━━ PROVIDED TEXT ━━
For him, one of the most exciting jumping prospects for the current season is Howard Johnson’s Champion Hurdle hope Arcalis, who romped home in the Fighting Fifth at Newcastle in November, and also won the Supreme Novices at the 2005 Cheltenham Festival.
Demon days
‘They say it had been working like a fucking aeroplane leading up to that Newcastle race. And when the jockey, Tony Dobbin, got off afterwards, he said it was an absolute machine. I think it’s got the best hurdling technique of any horse I’ve seen since Istabraq. You could get 6/1 about it for the Champion straight after Newcastle – and that’s a massive price.’
Smith also likes Hennessy winner Trabolgan for the Cheltenham Gold Cup and reckons Henrietta Knight’s promising young novice chaser Racing Demon ‘looks a hell of a horse’ and, he feels, is a much stronger candidate for this spring’s Arkle Trophy than Irish novice Justified, who flopped at the Festival last season. (‘He needs really soft ground, which he won’t get at Cheltenham in March’.)
The bookmaker was also impressed by Jonjo O’Neill’s Newbury bumper winner Wichita Lineman, who ‘quickened up three lengths in spite of going sideways in the final furlong’. Wichita Lineman is a half-brother to Rhinestone Cowboy, whose narrow defeat by Pizzaro in the 2002 Festival Bumper was ruinous for many punters’ Cheltenham fortunes. Smith has a hunch the resurgent Jonjo and his team will avenge that loss next year.
Smith is a punter as well as a bookie and has always been receptive to the mystique and fun of a good old-fashioned touch or betting coup (even when he’s been on the wrong end of it). ‘My first proper winner was a pony on a 12/1 chance at Taunton and I remember I bought fish and chips all round to celebrate,’ he says.
However, he also feels strongly that ‘as a form-book punter, you want racing to be nearly 100% straight’. He clearly doesn’t think it is in 2006, and seems certain where the blame lies.
‘In the old days, a stable lad maybe used to have a fiver or a tenner on his horse when he knew it was off and win himself £50 or £500. Now he knows he can make five times that by galloping it too hard the day before the race and then laying it on the exchanges. The Jockey Club shouldn’t need outside experts to point out these things. Policing racing is so easy. If you give me enough money, I can tell you which horses aren’t going to win.
System failure
‘There was a horse at [a recent major National Hunt meet]. It was 11/4 favourite on the boards, but it went to 9/1 on Betfair just before the off and then it was 17/1 on the exchanges after jumping just one fence. And what happened? It finished fifth. Also, think back to when those jockeys were pulled in five years ago. There were 21 horses named. One of our biggest ever punters backed all of them and they all won. Did they think he just got lucky, or what?’
Tic tac no
Neither is Smith impressed by the calibre of some of the individuals calling themselves racecourse bookies. ‘I used to love getting out of bed at 5am on the day of a big meeting, getting all the news, doing my homework and working out the proper odds on a race.
━━━
━━ DATA EXTRACT ━━
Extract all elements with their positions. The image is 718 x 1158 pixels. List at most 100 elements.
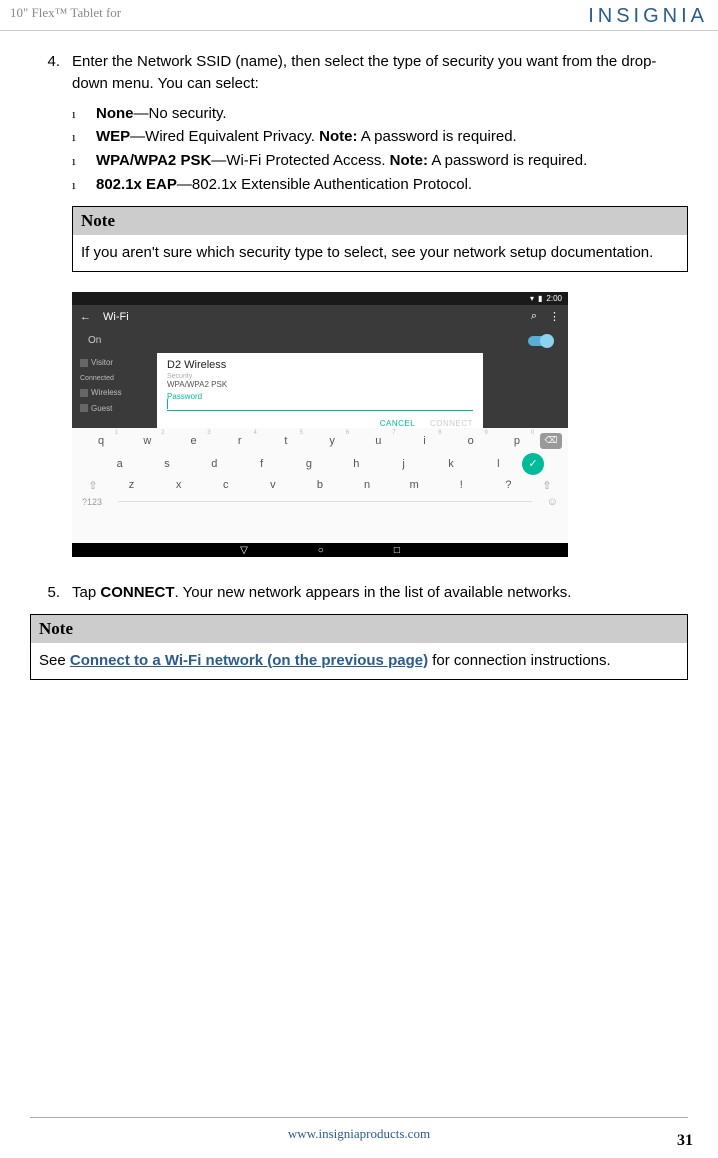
━━━
#### YOUR OBJECTIVE:
Rewrite the stretch of the racing text from "For him, one" through "2005 Cheltenham Festival.", swapping "November" for "December".

#### ANSWER FOR THIS EXERCISE:
For him, one of the most exciting jumping prospects for the current season is Howard Johnson’s Champion Hurdle hope Arcalis, who romped home in the Fighting Fifth at Newcastle in December, and also won the Supreme Novices at the 2005 Cheltenham Festival.